▸ **Material for this exercise**
== == ==
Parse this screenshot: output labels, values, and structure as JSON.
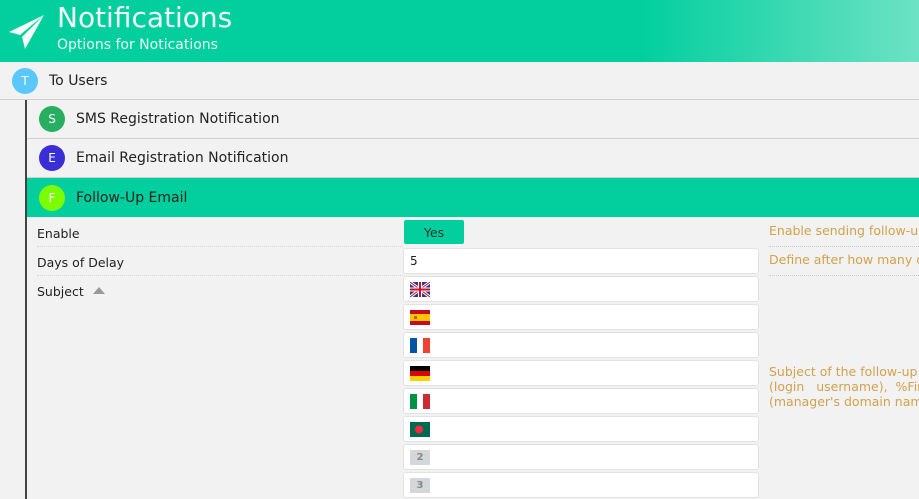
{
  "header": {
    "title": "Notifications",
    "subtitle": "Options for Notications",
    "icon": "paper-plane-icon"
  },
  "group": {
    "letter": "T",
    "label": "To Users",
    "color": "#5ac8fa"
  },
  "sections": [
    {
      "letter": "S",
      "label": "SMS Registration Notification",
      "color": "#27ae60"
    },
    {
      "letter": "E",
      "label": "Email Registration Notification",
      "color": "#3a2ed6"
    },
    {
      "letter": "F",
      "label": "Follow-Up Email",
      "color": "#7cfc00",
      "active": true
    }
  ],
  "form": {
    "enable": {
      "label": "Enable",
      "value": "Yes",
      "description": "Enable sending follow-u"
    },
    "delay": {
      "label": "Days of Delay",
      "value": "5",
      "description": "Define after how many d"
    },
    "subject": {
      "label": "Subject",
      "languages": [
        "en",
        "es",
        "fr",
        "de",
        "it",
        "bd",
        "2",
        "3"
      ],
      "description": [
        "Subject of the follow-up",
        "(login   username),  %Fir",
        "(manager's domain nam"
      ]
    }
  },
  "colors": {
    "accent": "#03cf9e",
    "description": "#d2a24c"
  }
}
== == ==
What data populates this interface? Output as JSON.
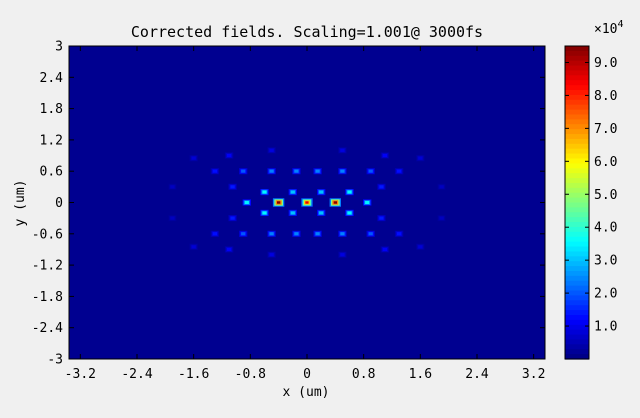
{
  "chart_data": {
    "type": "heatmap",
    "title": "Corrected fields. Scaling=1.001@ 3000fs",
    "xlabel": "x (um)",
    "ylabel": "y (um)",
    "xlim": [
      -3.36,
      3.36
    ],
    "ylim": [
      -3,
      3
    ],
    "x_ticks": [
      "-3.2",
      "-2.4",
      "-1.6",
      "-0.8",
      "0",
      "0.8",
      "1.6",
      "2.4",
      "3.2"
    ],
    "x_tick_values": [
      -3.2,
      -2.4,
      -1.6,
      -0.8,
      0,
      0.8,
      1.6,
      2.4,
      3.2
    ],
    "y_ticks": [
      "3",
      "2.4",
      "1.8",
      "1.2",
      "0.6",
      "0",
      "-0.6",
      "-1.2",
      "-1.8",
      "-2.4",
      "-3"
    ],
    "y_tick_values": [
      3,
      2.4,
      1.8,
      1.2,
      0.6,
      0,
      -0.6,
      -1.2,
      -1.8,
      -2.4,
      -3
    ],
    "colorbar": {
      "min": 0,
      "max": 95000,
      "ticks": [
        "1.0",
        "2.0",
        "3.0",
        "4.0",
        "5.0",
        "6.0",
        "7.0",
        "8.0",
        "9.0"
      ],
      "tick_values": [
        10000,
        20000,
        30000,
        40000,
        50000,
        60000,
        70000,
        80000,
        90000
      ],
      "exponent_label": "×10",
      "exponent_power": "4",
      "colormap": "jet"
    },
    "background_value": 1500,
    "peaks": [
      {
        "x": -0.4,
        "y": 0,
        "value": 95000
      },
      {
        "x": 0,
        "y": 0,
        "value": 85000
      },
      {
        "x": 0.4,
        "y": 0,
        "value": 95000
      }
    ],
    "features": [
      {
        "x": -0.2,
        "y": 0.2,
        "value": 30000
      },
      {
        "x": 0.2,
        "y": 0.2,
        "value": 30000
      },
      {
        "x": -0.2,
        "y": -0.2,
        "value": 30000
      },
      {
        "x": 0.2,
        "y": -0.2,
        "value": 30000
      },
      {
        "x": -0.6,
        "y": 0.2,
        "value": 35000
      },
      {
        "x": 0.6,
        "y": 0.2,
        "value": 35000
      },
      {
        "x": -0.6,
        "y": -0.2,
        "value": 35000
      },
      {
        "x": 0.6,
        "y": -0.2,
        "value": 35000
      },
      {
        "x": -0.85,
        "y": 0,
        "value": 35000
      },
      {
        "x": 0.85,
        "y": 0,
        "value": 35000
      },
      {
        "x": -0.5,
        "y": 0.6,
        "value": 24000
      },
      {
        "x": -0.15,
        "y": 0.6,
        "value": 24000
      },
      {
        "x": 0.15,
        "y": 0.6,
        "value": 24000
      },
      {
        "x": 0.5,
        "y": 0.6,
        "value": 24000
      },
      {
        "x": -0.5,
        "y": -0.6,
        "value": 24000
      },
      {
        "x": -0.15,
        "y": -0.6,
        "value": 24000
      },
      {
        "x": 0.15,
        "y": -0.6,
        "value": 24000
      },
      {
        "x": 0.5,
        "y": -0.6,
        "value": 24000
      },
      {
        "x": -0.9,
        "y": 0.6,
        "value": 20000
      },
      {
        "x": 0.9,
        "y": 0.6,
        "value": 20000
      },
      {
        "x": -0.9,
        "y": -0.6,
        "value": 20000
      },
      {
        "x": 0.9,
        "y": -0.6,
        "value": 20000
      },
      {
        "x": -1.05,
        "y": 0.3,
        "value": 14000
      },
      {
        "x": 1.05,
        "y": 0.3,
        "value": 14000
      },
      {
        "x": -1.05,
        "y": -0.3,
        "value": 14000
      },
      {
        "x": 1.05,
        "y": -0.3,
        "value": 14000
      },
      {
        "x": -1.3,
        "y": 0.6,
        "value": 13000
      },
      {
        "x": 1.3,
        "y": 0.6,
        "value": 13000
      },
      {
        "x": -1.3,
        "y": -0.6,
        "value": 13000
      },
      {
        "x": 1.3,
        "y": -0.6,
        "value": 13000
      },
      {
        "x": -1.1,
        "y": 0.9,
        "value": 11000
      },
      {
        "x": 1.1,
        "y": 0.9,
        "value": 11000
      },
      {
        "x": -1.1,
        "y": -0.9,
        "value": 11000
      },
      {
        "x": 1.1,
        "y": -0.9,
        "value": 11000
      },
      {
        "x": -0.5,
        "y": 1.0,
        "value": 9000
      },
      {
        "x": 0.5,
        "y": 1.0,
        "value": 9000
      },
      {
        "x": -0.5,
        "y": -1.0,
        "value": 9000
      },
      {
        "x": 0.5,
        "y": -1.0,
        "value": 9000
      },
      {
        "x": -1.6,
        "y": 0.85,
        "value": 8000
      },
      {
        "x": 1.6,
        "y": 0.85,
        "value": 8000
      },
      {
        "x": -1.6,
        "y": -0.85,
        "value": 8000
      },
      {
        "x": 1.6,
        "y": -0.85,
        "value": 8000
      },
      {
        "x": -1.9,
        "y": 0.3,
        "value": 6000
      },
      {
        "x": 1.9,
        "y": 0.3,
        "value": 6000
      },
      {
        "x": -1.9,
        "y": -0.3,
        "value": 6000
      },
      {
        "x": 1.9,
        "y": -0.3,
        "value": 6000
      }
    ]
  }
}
== == ==
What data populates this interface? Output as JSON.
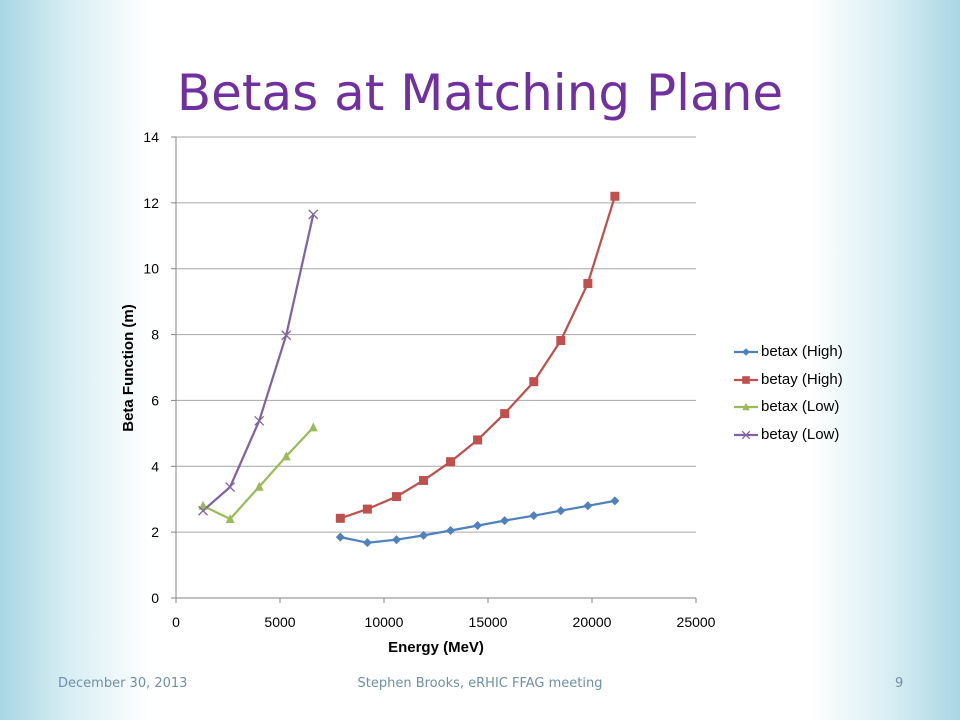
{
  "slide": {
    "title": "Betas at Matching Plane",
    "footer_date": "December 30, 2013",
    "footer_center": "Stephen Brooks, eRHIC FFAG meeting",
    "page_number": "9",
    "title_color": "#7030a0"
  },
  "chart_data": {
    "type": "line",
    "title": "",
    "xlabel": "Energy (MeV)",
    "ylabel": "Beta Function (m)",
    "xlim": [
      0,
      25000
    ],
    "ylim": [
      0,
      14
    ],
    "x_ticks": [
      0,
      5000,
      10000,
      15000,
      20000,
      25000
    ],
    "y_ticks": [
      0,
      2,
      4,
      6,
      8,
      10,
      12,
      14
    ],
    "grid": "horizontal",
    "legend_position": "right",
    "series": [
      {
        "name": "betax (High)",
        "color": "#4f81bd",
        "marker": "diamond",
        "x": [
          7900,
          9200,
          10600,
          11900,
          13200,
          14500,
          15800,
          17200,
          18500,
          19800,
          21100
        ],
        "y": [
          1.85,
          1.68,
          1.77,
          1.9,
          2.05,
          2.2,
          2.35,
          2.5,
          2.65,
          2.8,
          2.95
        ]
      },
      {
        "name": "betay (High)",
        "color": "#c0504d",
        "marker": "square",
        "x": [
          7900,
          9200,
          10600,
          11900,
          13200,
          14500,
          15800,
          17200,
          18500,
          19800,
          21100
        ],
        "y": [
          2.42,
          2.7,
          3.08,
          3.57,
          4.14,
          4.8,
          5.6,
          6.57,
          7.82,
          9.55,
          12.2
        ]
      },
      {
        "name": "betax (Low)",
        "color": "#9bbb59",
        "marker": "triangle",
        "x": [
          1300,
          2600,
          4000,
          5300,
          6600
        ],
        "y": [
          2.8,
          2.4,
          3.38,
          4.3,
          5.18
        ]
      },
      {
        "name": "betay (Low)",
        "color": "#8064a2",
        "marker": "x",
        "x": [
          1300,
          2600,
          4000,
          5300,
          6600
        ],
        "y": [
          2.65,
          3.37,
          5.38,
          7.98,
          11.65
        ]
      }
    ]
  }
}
== == ==
▸ **Exercise goal**
Among the lines of the data above, determine how many contain the word "description". Report the number alone.

▸ **Answer below**
4